══ Material shown

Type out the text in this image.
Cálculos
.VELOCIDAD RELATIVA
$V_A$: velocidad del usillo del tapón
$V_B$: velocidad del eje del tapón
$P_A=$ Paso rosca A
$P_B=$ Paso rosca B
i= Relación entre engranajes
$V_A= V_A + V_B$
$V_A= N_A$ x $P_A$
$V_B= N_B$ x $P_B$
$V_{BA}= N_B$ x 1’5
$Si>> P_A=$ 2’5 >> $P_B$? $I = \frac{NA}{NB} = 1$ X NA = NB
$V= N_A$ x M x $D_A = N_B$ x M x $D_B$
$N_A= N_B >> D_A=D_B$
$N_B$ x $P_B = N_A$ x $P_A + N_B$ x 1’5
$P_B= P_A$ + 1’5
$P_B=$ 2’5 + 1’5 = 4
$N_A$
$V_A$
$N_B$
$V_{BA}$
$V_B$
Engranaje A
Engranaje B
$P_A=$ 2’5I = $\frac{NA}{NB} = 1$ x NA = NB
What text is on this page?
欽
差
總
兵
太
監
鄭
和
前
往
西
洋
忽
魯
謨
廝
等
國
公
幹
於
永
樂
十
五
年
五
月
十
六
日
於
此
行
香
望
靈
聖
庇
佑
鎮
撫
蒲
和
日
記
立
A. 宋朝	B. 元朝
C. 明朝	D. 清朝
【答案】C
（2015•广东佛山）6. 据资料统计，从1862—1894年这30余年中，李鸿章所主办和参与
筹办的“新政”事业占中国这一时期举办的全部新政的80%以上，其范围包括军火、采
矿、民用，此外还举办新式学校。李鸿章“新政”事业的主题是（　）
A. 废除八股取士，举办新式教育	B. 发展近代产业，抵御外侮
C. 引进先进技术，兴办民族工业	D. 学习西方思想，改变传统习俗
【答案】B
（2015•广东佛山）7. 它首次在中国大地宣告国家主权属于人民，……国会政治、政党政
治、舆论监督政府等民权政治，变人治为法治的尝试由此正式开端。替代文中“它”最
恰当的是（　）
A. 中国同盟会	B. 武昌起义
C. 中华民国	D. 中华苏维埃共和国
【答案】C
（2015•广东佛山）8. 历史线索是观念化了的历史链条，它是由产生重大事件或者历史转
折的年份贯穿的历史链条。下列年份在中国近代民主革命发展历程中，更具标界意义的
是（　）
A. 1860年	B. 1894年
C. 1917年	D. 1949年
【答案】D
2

════

» Request: Write the data out again in full and exactly.

» Answer below:
Type out the text in this image.
Cálculos
.VELOCIDAD RELATIVA
$V_A$: velocidad del usillo del tapón
$V_B$: velocidad del eje del tapón
$P_A=$ Paso rosca A
$P_B=$ Paso rosca B
i= Relación entre engranajes
$V_A= V_A + V_B$
$V_A= N_A$ x $P_A$
$V_B= N_B$ x $P_B$
$V_{BA}= N_B$ x 1’5
$Si>> P_A=$ 2’5 >> $P_B$? $I = \frac{NA}{NB} = 1$ X NA = NB
$V= N_A$ x M x $D_A = N_B$ x M x $D_B$
$N_A= N_B >> D_A=D_B$
$N_B$ x $P_B = N_A$ x $P_A + N_B$ x 1’5
$P_B= P_A$ + 1’5
$P_B=$ 2’5 + 1’5 = 4
$N_A$
$V_A$
$N_B$
$V_{BA}$
$V_B$
Engranaje A
Engranaje B
$P_A=$ 2’5I = $\frac{NA}{NB} = 1$ x NA = NB
What text is on this page?
欽
差
總
兵
太
監
鄭
和
前
往
西
洋
忽
魯
謨
廝
等
國
公
幹
於
永
樂
十
五
年
五
月
十
六
日
於
此
行
香
望
靈
聖
庇
佑
鎮
撫
蒲
和
日
記
立
A. 宋朝	B. 元朝
C. 明朝	D. 清朝
【答案】C
（2015•广东佛山）6. 据资料统计，从1862—1894年这30余年中，李鸿章所主办和参与
筹办的“新政”事业占中国这一时期举办的全部新政的80%以上，其范围包括军火、采
矿、民用，此外还举办新式学校。李鸿章“新政”事业的主题是（　）
A. 废除八股取士，举办新式教育	B. 发展近代产业，抵御外侮
C. 引进先进技术，兴办民族工业	D. 学习西方思想，改变传统习俗
【答案】B
（2015•广东佛山）7. 它首次在中国大地宣告国家主权属于人民，……国会政治、政党政
治、舆论监督政府等民权政治，变人治为法治的尝试由此正式开端。替代文中“它”最
恰当的是（　）
A. 中国同盟会	B. 武昌起义
C. 中华民国	D. 中华苏维埃共和国
【答案】C
（2015•广东佛山）8. 历史线索是观念化了的历史链条，它是由产生重大事件或者历史转
折的年份贯穿的历史链条。下列年份在中国近代民主革命发展历程中，更具标界意义的
是（　）
A. 1860年	B. 1894年
C. 1917年	D. 1949年
【答案】D
2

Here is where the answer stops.